PROBLEM TO SOLVE
Check each line of the listing below for the string "昂首观之", and copy the ones that have it.

Dataset entries:
------------------------------------

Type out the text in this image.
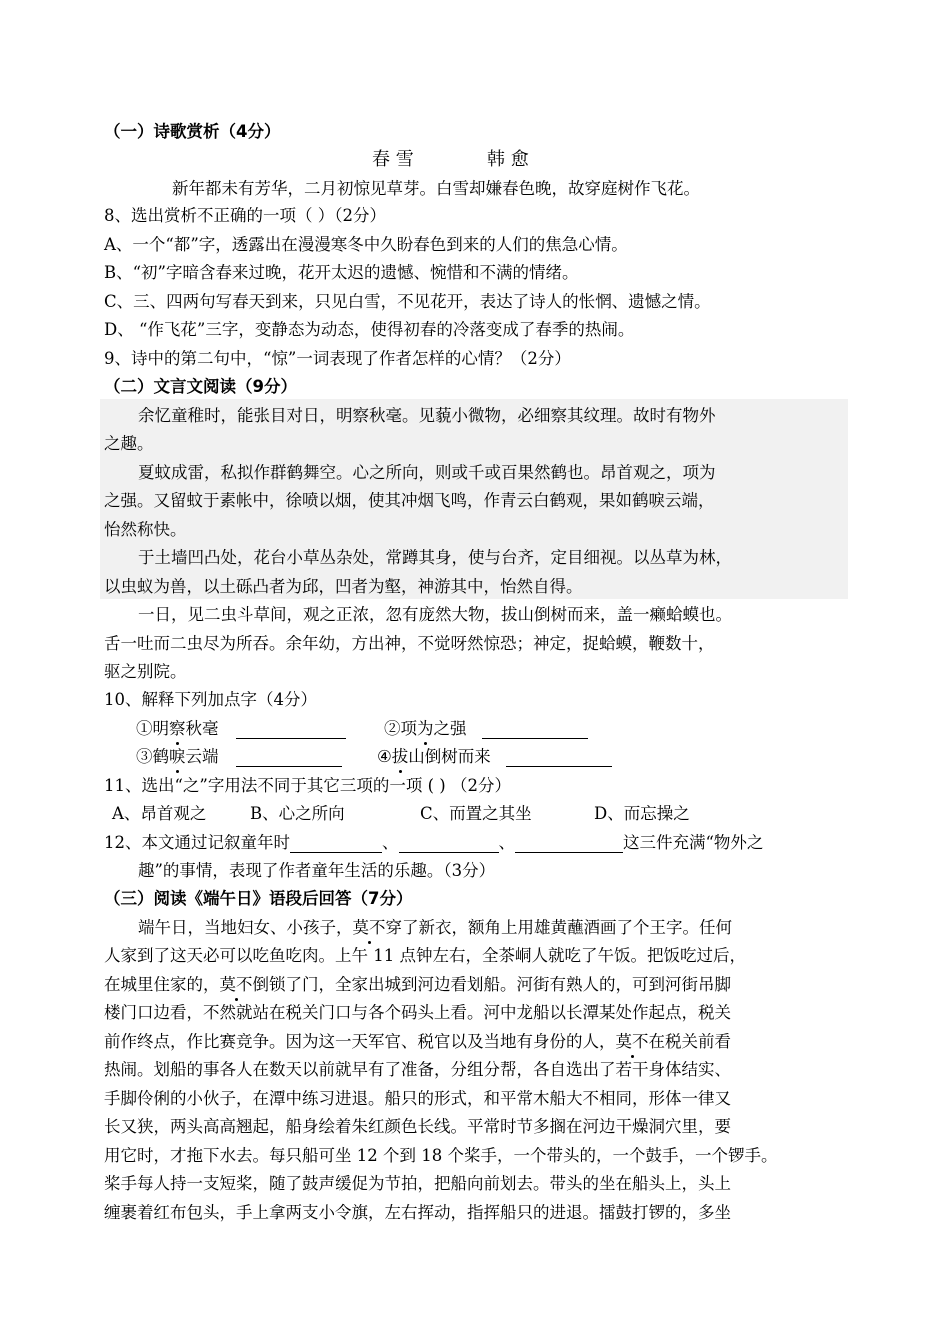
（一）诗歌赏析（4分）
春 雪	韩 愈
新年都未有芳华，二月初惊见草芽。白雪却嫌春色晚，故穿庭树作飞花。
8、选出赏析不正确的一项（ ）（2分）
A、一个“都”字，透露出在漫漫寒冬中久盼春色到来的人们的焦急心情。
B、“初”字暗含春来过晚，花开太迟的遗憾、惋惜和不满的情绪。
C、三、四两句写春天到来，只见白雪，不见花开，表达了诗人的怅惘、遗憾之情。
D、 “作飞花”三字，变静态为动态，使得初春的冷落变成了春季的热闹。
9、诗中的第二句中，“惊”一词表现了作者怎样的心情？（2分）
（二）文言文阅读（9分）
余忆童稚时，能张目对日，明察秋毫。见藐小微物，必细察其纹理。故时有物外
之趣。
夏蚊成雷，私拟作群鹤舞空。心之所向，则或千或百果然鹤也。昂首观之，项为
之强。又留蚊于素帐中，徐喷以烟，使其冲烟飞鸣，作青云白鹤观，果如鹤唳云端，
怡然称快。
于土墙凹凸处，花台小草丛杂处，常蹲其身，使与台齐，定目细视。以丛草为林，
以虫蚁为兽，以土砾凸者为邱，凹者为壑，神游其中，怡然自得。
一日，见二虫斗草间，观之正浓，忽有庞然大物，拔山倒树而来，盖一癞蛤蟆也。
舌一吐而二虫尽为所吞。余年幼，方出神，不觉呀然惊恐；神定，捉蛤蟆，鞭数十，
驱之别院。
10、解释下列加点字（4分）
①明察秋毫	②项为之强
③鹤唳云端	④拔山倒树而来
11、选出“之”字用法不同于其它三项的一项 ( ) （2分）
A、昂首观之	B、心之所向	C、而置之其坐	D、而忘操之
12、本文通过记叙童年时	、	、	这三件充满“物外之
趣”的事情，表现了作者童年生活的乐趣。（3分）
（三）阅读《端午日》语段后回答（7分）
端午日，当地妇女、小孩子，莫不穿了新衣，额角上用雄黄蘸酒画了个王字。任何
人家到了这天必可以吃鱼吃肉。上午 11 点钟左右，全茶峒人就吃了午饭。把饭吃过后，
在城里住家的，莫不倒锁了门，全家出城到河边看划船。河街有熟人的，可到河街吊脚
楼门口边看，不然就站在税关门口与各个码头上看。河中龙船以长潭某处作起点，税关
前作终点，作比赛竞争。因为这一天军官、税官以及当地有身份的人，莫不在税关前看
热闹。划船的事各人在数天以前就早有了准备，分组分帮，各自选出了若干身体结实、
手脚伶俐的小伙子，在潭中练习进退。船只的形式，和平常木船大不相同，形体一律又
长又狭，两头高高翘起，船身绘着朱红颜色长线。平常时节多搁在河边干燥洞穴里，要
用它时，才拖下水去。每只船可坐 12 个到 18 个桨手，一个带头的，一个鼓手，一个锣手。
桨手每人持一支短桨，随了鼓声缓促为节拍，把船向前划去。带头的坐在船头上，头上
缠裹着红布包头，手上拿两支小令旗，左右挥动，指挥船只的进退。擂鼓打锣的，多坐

------------------------------------

CORRECT RESULT
夏蚊成雷，私拟作群鹤舞空。心之所向，则或千或百果然鹤也。昂首观之，项为
A、昂首观之	B、心之所向	C、而置之其坐	D、而忘操之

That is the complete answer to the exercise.